-- Data lines start --

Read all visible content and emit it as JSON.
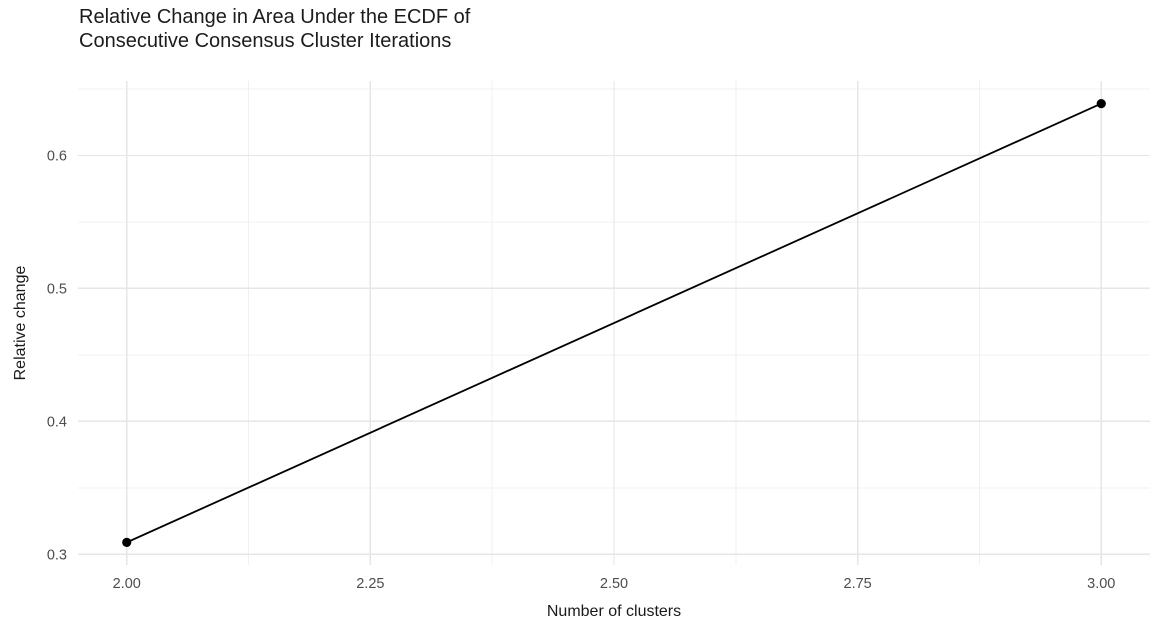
{
  "chart_data": {
    "type": "line",
    "title": "Relative Change in Area Under the ECDF of Consecutive Consensus Cluster Iterations",
    "title_lines": [
      "Relative Change in Area Under the ECDF of",
      "Consecutive Consensus Cluster Iterations"
    ],
    "xlabel": "Number of clusters",
    "ylabel": "Relative change",
    "series": [
      {
        "name": "Relative change",
        "points": [
          {
            "x": 2.0,
            "y": 0.309
          },
          {
            "x": 3.0,
            "y": 0.639
          }
        ]
      }
    ],
    "xlim": [
      1.95,
      3.05
    ],
    "ylim": [
      0.292,
      0.656
    ],
    "x_ticks": {
      "values": [
        2.0,
        2.25,
        2.5,
        2.75,
        3.0
      ],
      "labels": [
        "2.00",
        "2.25",
        "2.50",
        "2.75",
        "3.00"
      ]
    },
    "y_ticks": {
      "values": [
        0.3,
        0.4,
        0.5,
        0.6
      ],
      "labels": [
        "0.3",
        "0.4",
        "0.5",
        "0.6"
      ]
    },
    "x_minor_gridlines": [
      2.125,
      2.375,
      2.625,
      2.875
    ],
    "y_minor_gridlines": [
      0.35,
      0.45,
      0.55,
      0.65
    ],
    "grid": "on",
    "legend": "none",
    "style": {
      "background": "#ffffff",
      "grid_major_color": "#e6e6e6",
      "grid_minor_color": "#f0f0f0",
      "line_color": "#000000",
      "point_color": "#000000",
      "tick_label_color": "#4d4d4d",
      "title_color": "#1c1c1c",
      "axis_title_color": "#1a1a1a"
    }
  }
}
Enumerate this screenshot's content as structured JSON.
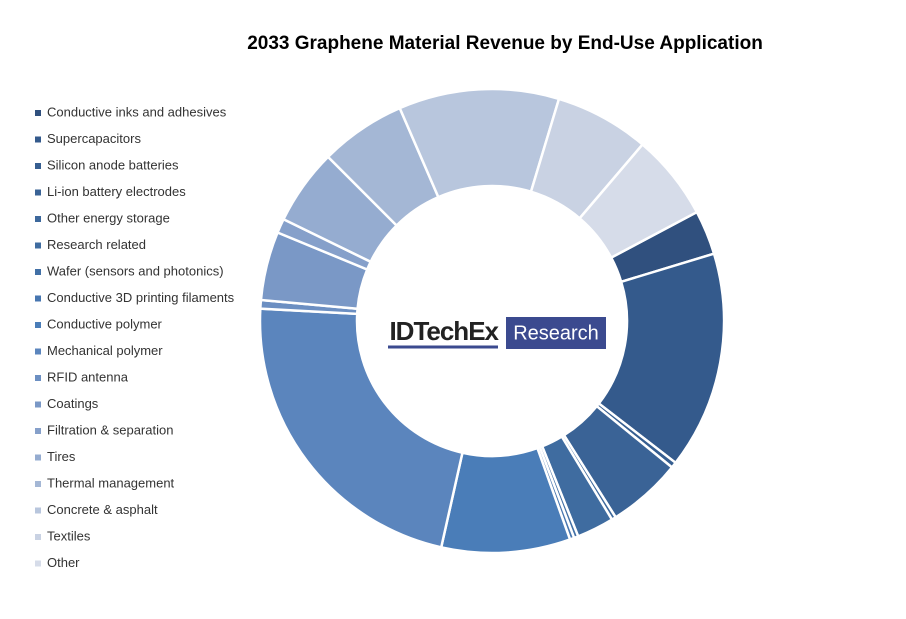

-- Data lines end --

Stated problem:
Work through the records line by line and tally those with the word "ECDF". Report only the total.

The reply:
2